#### Exercise requirements
Check each line for the word "points" and give how many have it. Say nothing else.

Dataset excerpt:
● ● ● ● ● ● ●

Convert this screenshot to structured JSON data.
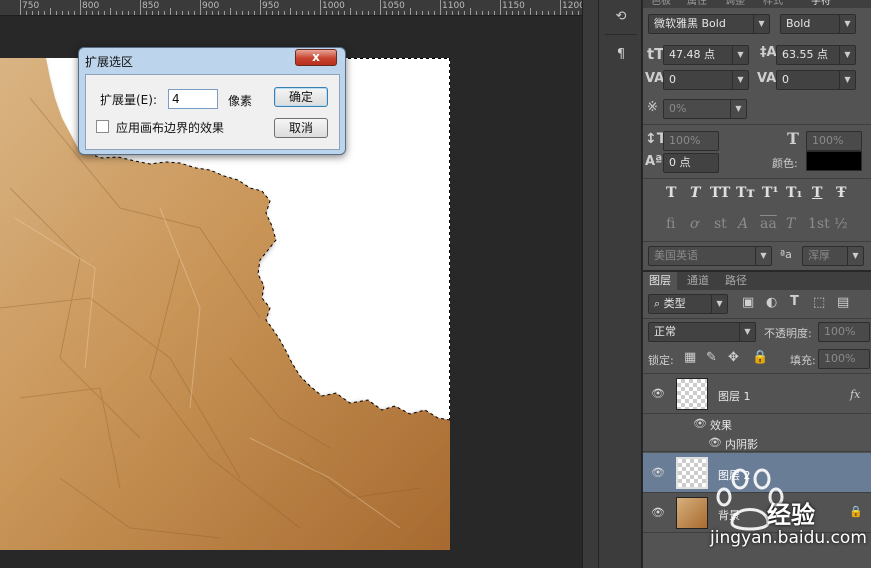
{
  "ruler": {
    "marks": [
      "750",
      "800",
      "850",
      "900",
      "950",
      "1000",
      "1050",
      "1100",
      "1150",
      "1200"
    ]
  },
  "dialog": {
    "title": "扩展选区",
    "close_label": "x",
    "amount_label": "扩展量(E):",
    "amount_value": "4",
    "unit_label": "像素",
    "checkbox_label": "应用画布边界的效果",
    "ok_label": "确定",
    "cancel_label": "取消"
  },
  "character_panel": {
    "top_tabs": [
      "色板",
      "属性",
      "调整",
      "样式",
      "字符"
    ],
    "font_family": "微软雅黑 Bold",
    "font_style": "Bold",
    "font_size": "47.48 点",
    "leading": "63.55 点",
    "kerning": "0",
    "tracking": "0",
    "tsume": "0%",
    "vertical_scale": "100%",
    "horizontal_scale": "100%",
    "baseline_shift": "0 点",
    "color_label": "颜色:",
    "color_value": "#000000",
    "style_glyphs": [
      "T",
      "T",
      "TT",
      "Tт",
      "T¹",
      "T₁",
      "T",
      "Ŧ"
    ],
    "opentype_glyphs": [
      "fi",
      "ơ",
      "st",
      "A",
      "aa",
      "T",
      "1st",
      "½"
    ],
    "language": "美国英语",
    "aa_label": "ªa",
    "antialias": "浑厚"
  },
  "layers_panel": {
    "tabs": [
      "图层",
      "通道",
      "路径"
    ],
    "filter_kind": "类型",
    "blend_mode": "正常",
    "opacity_label": "不透明度:",
    "opacity_value": "100%",
    "lock_label": "锁定:",
    "fill_label": "填充:",
    "fill_value": "100%",
    "layers": [
      {
        "name": "图层 1",
        "fx": "fx",
        "selected": false
      },
      {
        "name": "图层 2",
        "selected": true
      },
      {
        "name": "背景",
        "locked": true
      }
    ],
    "effects_label": "效果",
    "inner_shadow_label": "内阴影"
  },
  "watermark": {
    "brand": "经验",
    "url": "jingyan.baidu.com"
  }
}
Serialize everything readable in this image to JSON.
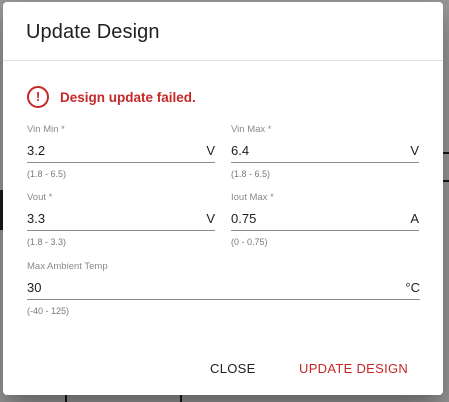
{
  "dialog": {
    "title": "Update Design",
    "error_message": "Design update failed.",
    "error_icon": "exclamation-circle-icon"
  },
  "fields": {
    "vin_min": {
      "label": "Vin Min *",
      "value": "3.2",
      "unit": "V",
      "hint": "(1.8 - 6.5)"
    },
    "vin_max": {
      "label": "Vin Max *",
      "value": "6.4",
      "unit": "V",
      "hint": "(1.8 - 6.5)"
    },
    "vout": {
      "label": "Vout *",
      "value": "3.3",
      "unit": "V",
      "hint": "(1.8 - 3.3)"
    },
    "iout_max": {
      "label": "Iout Max *",
      "value": "0.75",
      "unit": "A",
      "hint": "(0 - 0.75)"
    },
    "max_ambient_temp": {
      "label": "Max Ambient Temp",
      "value": "30",
      "unit": "°C",
      "hint": "(-40 - 125)"
    }
  },
  "actions": {
    "close_label": "CLOSE",
    "update_label": "UPDATE DESIGN"
  },
  "colors": {
    "error": "#c62828",
    "text": "#212121",
    "label": "#8a8a8a"
  }
}
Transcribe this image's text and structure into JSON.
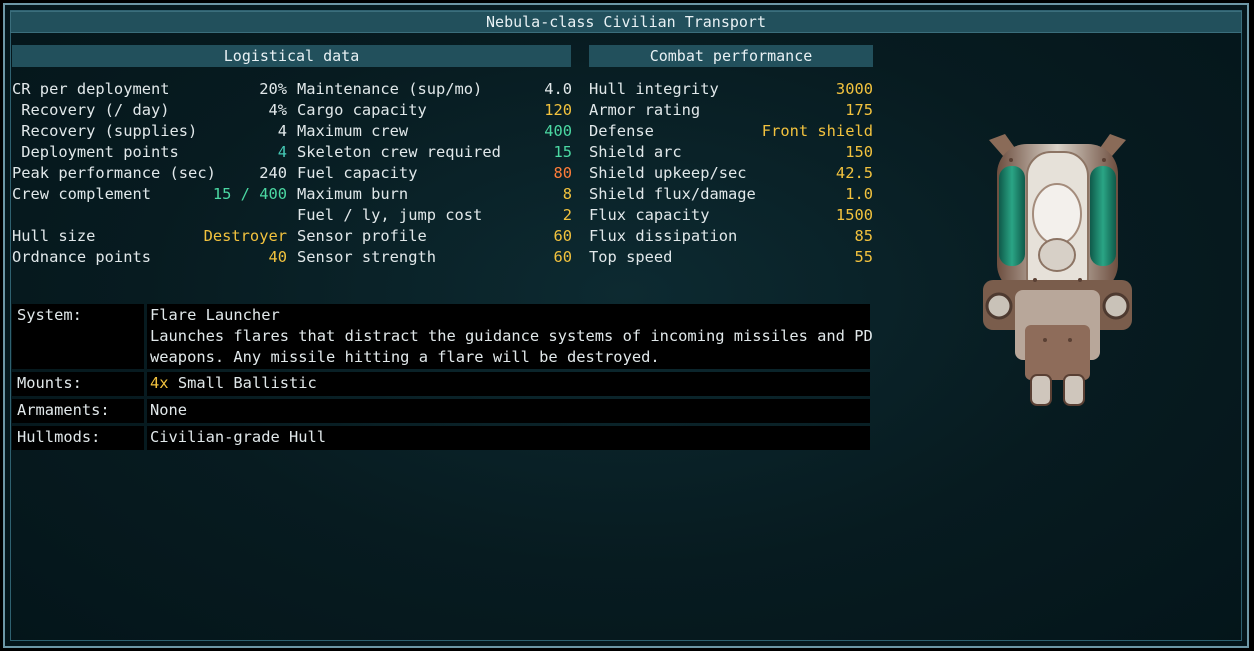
{
  "title": "Nebula-class Civilian Transport",
  "sections": {
    "logistical": "Logistical data",
    "combat": "Combat performance"
  },
  "logistical_left": [
    {
      "label": "CR per deployment",
      "value": "20%",
      "color": "white"
    },
    {
      "label": " Recovery (/ day)",
      "value": "4%",
      "color": "white"
    },
    {
      "label": " Recovery (supplies)",
      "value": "4",
      "color": "white"
    },
    {
      "label": " Deployment points",
      "value": "4",
      "color": "cyan"
    },
    {
      "label": "Peak performance (sec)",
      "value": "240",
      "color": "white"
    },
    {
      "label": "Crew complement",
      "value": "15 / 400",
      "color": "green"
    },
    {
      "label": "Hull size",
      "value": "Destroyer",
      "color": "yellow"
    },
    {
      "label": "Ordnance points",
      "value": "40",
      "color": "yellow"
    }
  ],
  "logistical_right": [
    {
      "label": "Maintenance (sup/mo)",
      "value": "4.0",
      "color": "white"
    },
    {
      "label": "Cargo capacity",
      "value": "120",
      "color": "yellow"
    },
    {
      "label": "Maximum crew",
      "value": "400",
      "color": "green"
    },
    {
      "label": "Skeleton crew required",
      "value": "15",
      "color": "green"
    },
    {
      "label": "Fuel capacity",
      "value": "80",
      "color": "orange"
    },
    {
      "label": "Maximum burn",
      "value": "8",
      "color": "yellow"
    },
    {
      "label": "Fuel / ly, jump cost",
      "value": "2",
      "color": "yellow"
    },
    {
      "label": "Sensor profile",
      "value": "60",
      "color": "yellow"
    },
    {
      "label": "Sensor strength",
      "value": "60",
      "color": "yellow"
    }
  ],
  "combat": [
    {
      "label": "Hull integrity",
      "value": "3000",
      "color": "yellow"
    },
    {
      "label": "Armor rating",
      "value": "175",
      "color": "yellow"
    },
    {
      "label": "Defense",
      "value": "Front shield",
      "color": "yellow"
    },
    {
      "label": "Shield arc",
      "value": "150",
      "color": "yellow"
    },
    {
      "label": "Shield upkeep/sec",
      "value": "42.5",
      "color": "yellow"
    },
    {
      "label": "Shield flux/damage",
      "value": "1.0",
      "color": "yellow"
    },
    {
      "label": "Flux capacity",
      "value": "1500",
      "color": "yellow"
    },
    {
      "label": "Flux dissipation",
      "value": "85",
      "color": "yellow"
    },
    {
      "label": "Top speed",
      "value": "55",
      "color": "yellow"
    }
  ],
  "details": {
    "system_label": "System:",
    "system_name": "Flare Launcher",
    "system_desc_1": "Launches flares that distract the guidance systems of incoming missiles and PD",
    "system_desc_2": "weapons. Any missile hitting a flare will be destroyed.",
    "mounts_label": "Mounts:",
    "mounts_count": "4x",
    "mounts_type": " Small Ballistic",
    "armaments_label": "Armaments:",
    "armaments_value": "None",
    "hullmods_label": "Hullmods:",
    "hullmods_value": "Civilian-grade Hull"
  },
  "colors": {
    "frame": "#6d97a6",
    "header_bg": "#22505c",
    "background": "#071b20",
    "yellow": "#f2c23e",
    "cyan": "#45c8b4",
    "green": "#4bd8a2",
    "orange": "#ff7d3a"
  },
  "icons": {
    "ship": "nebula-class-transport-sprite"
  }
}
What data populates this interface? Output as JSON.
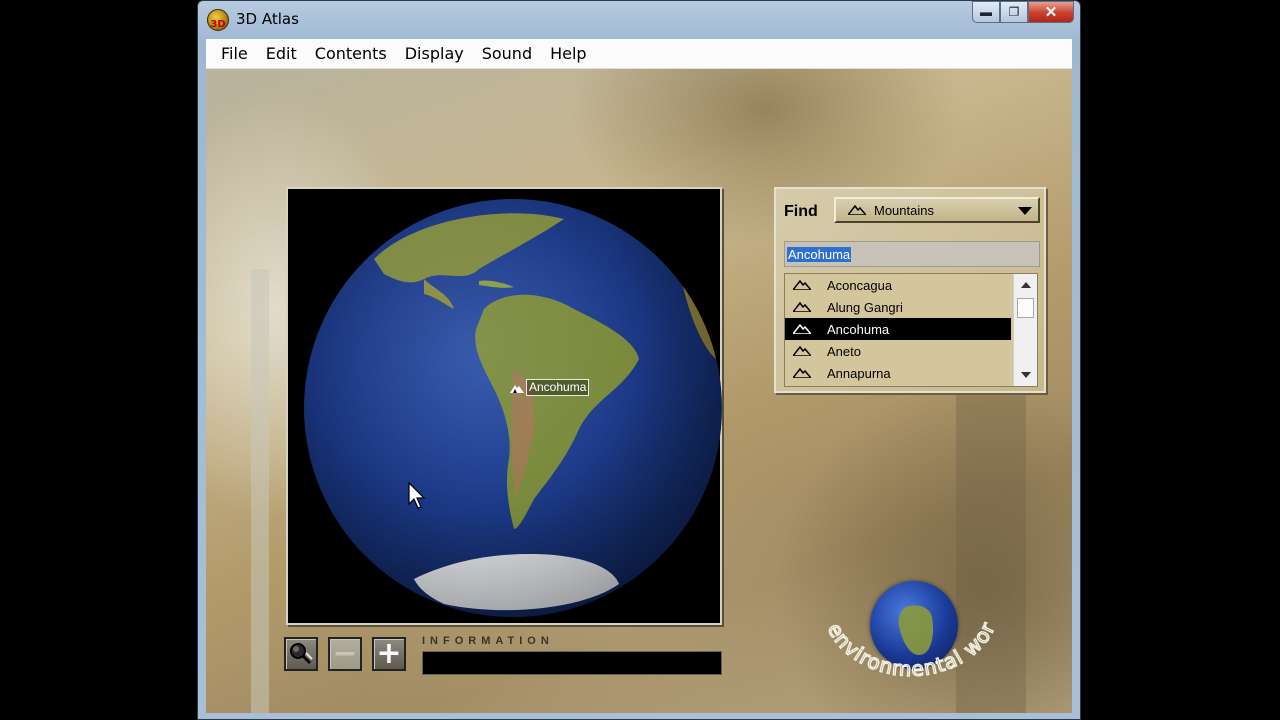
{
  "window": {
    "title": "3D Atlas",
    "app_icon_text": "3D",
    "controls": {
      "minimize": "▬",
      "maximize": "❐",
      "close": "✕"
    }
  },
  "menu": {
    "items": [
      "File",
      "Edit",
      "Contents",
      "Display",
      "Sound",
      "Help"
    ]
  },
  "globe": {
    "marker_label": "Ancohuma",
    "marker_icon": "mountain-icon"
  },
  "toolbar": {
    "zoom_tool_icon": "magnifier-pan-icon",
    "zoom_out_glyph": "−",
    "zoom_out_enabled": false,
    "zoom_in_glyph": "+",
    "information_label": "INFORMATION",
    "information_text": ""
  },
  "find": {
    "label": "Find",
    "category": "Mountains",
    "category_icon": "mountain-icon",
    "search_value": "Ancohuma",
    "results": [
      {
        "name": "Aconcagua",
        "icon": "mountain-icon",
        "selected": false
      },
      {
        "name": "Alung Gangri",
        "icon": "mountain-icon",
        "selected": false
      },
      {
        "name": "Ancohuma",
        "icon": "mountain-icon",
        "selected": true
      },
      {
        "name": "Aneto",
        "icon": "mountain-icon",
        "selected": false
      },
      {
        "name": "Annapurna",
        "icon": "mountain-icon",
        "selected": false
      }
    ]
  },
  "logo": {
    "text": "environmental world"
  },
  "colors": {
    "selection": "#000000",
    "input_highlight": "#2e6fd0",
    "ocean": "#1c3a88",
    "land": "#7a8a3a"
  }
}
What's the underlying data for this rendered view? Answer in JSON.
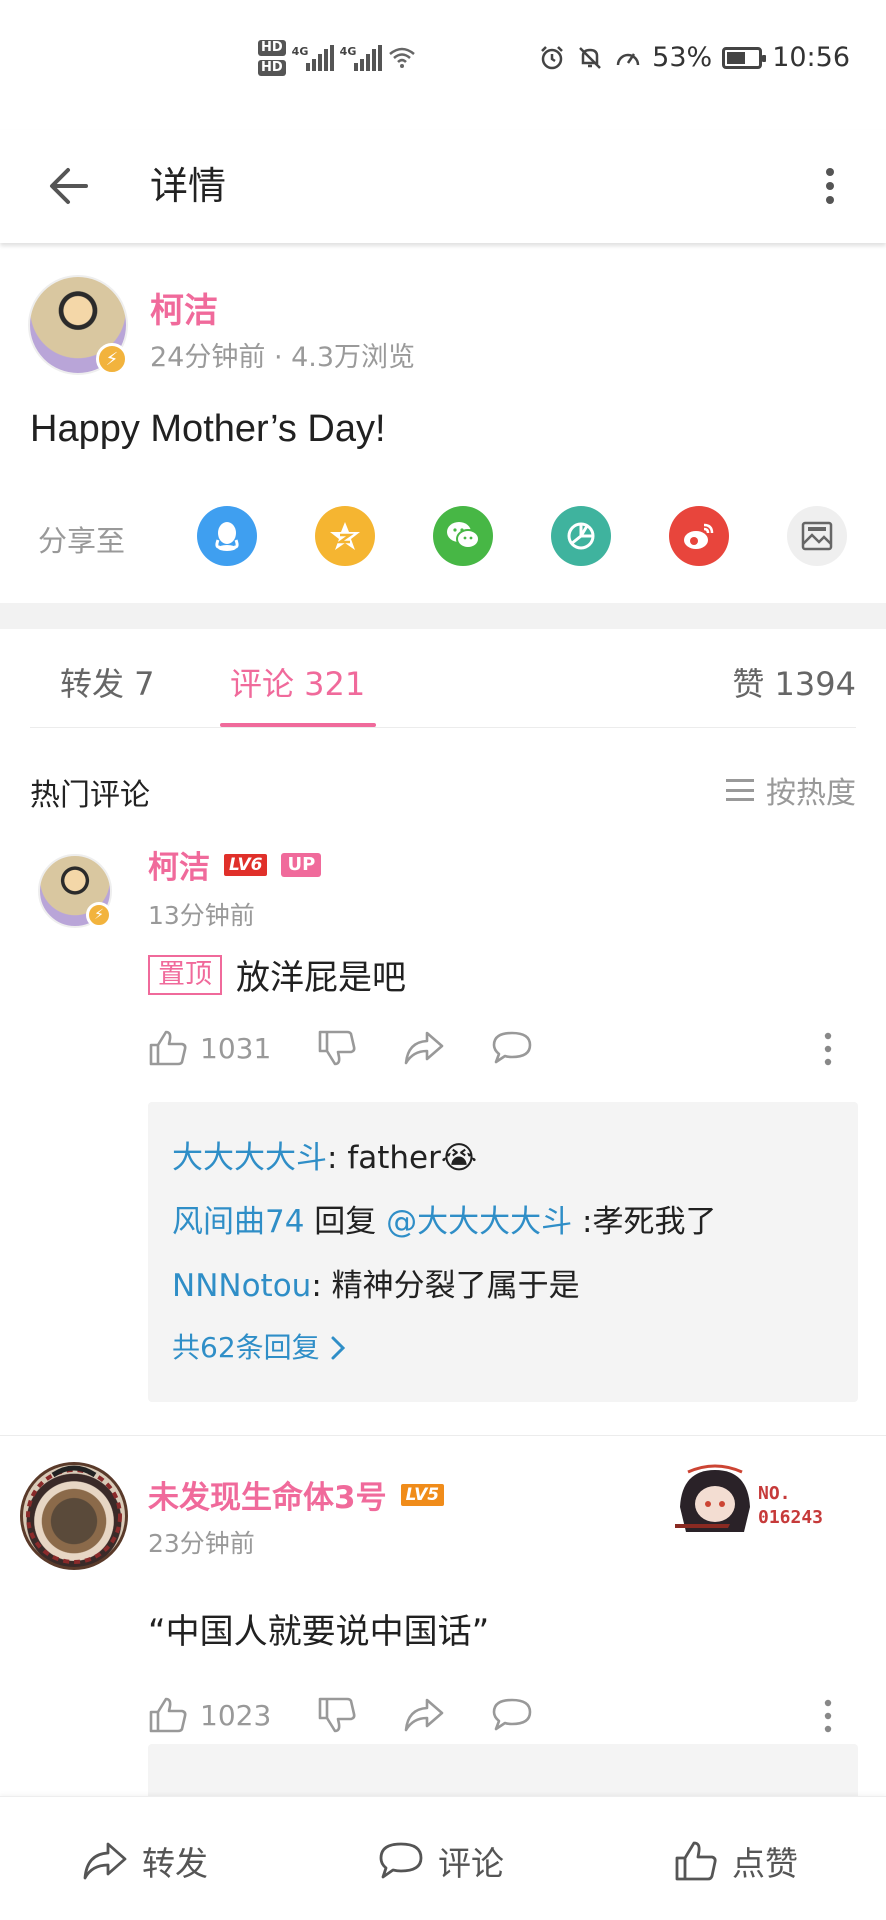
{
  "status_bar": {
    "hd1": "HD",
    "hd2": "HD",
    "net1": "4G",
    "net2": "4G",
    "battery_percent": "53%",
    "time": "10:56",
    "icons": [
      "alarm-icon",
      "mute-icon",
      "speed-icon",
      "wifi-icon",
      "battery-icon"
    ]
  },
  "app_bar": {
    "title": "详情"
  },
  "post": {
    "author": "柯洁",
    "meta": "24分钟前 · 4.3万浏览",
    "text": "Happy Mother’s Day!",
    "share_label": "分享至",
    "share_targets": [
      {
        "name": "qq",
        "icon": "qq-icon",
        "color": "#3f9ff0"
      },
      {
        "name": "qzone",
        "icon": "qzone-icon",
        "color": "#f5b531"
      },
      {
        "name": "wechat",
        "icon": "wechat-icon",
        "color": "#47b745"
      },
      {
        "name": "moments",
        "icon": "moments-icon",
        "color": "#3fb39e"
      },
      {
        "name": "weibo",
        "icon": "weibo-icon",
        "color": "#e8453c"
      },
      {
        "name": "image",
        "icon": "image-icon",
        "color": "#efefef"
      }
    ]
  },
  "tabs": {
    "repost": "转发 7",
    "comments": "评论 321",
    "likes": "赞 1394"
  },
  "comments_header": {
    "title": "热门评论",
    "sort_label": "按热度"
  },
  "comments": [
    {
      "user": "柯洁",
      "level": "LV6",
      "up_badge": "UP",
      "time": "13分钟前",
      "pin_tag": "置顶",
      "text": "放洋屁是吧",
      "like_count": "1031",
      "replies": [
        {
          "user": "大大大大斗",
          "sep": ": ",
          "text": "father",
          "emoji": "😭"
        },
        {
          "user": "风间曲74",
          "action": " 回复 ",
          "mention": "@大大大大斗",
          "text": " :孝死我了"
        },
        {
          "user": "NNNotou",
          "sep": ": ",
          "text": "精神分裂了属于是"
        }
      ],
      "more_replies": "共62条回复"
    },
    {
      "user": "未发现生命体3号",
      "level": "LV5",
      "time": "23分钟前",
      "text": "“中国人就要说中国话”",
      "like_count": "1023",
      "pendant_number": "NO.\n016243"
    }
  ],
  "bottom_bar": {
    "repost": "转发",
    "comment": "评论",
    "like": "点赞"
  },
  "colors": {
    "accent_pink": "#f06a9b",
    "link_blue": "#2f8ec7",
    "lv6_red": "#e0302a",
    "lv5_orange": "#f08c1a"
  }
}
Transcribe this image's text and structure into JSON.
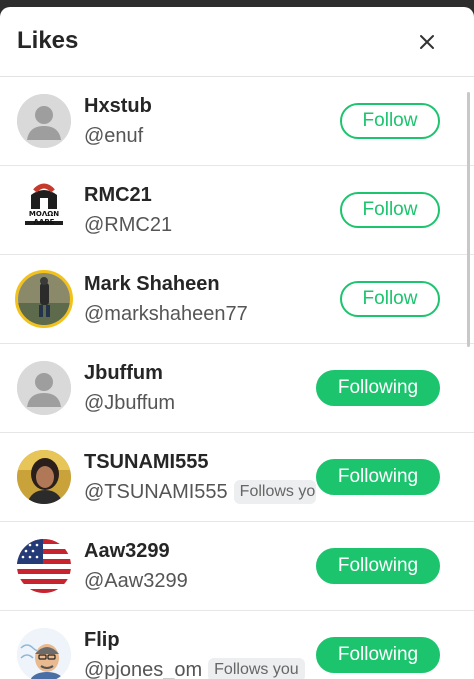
{
  "header": {
    "title": "Likes",
    "close_icon": "close-icon"
  },
  "colors": {
    "accent": "#1cc46e",
    "text": "#262626",
    "muted": "#555555"
  },
  "users": [
    {
      "display_name": "Hxstub",
      "handle": "@enuf",
      "button": "Follow",
      "follows_you": "",
      "avatar": "default-avatar-icon"
    },
    {
      "display_name": "RMC21",
      "handle": "@RMC21",
      "button": "Follow",
      "follows_you": "",
      "avatar": "spartan-helmet-avatar",
      "avatar_text": "ΜΟΛΩΝ ΛΑΒΕ"
    },
    {
      "display_name": "Mark Shaheen",
      "handle": "@markshaheen77",
      "button": "Follow",
      "follows_you": "",
      "avatar": "photo-avatar"
    },
    {
      "display_name": "Jbuffum",
      "handle": "@Jbuffum",
      "button": "Following",
      "follows_you": "",
      "avatar": "default-avatar-icon"
    },
    {
      "display_name": "TSUNAMI555",
      "handle": "@TSUNAMI555",
      "button": "Following",
      "follows_you": "Follows you",
      "avatar": "photo-avatar"
    },
    {
      "display_name": "Aaw3299",
      "handle": "@Aaw3299",
      "button": "Following",
      "follows_you": "",
      "avatar": "us-flag-avatar"
    },
    {
      "display_name": "Flip",
      "handle": "@pjones_om",
      "button": "Following",
      "follows_you": "Follows you",
      "avatar": "cartoon-avatar"
    }
  ]
}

● ● ● ● ● ● ●

#### Exercise solution
2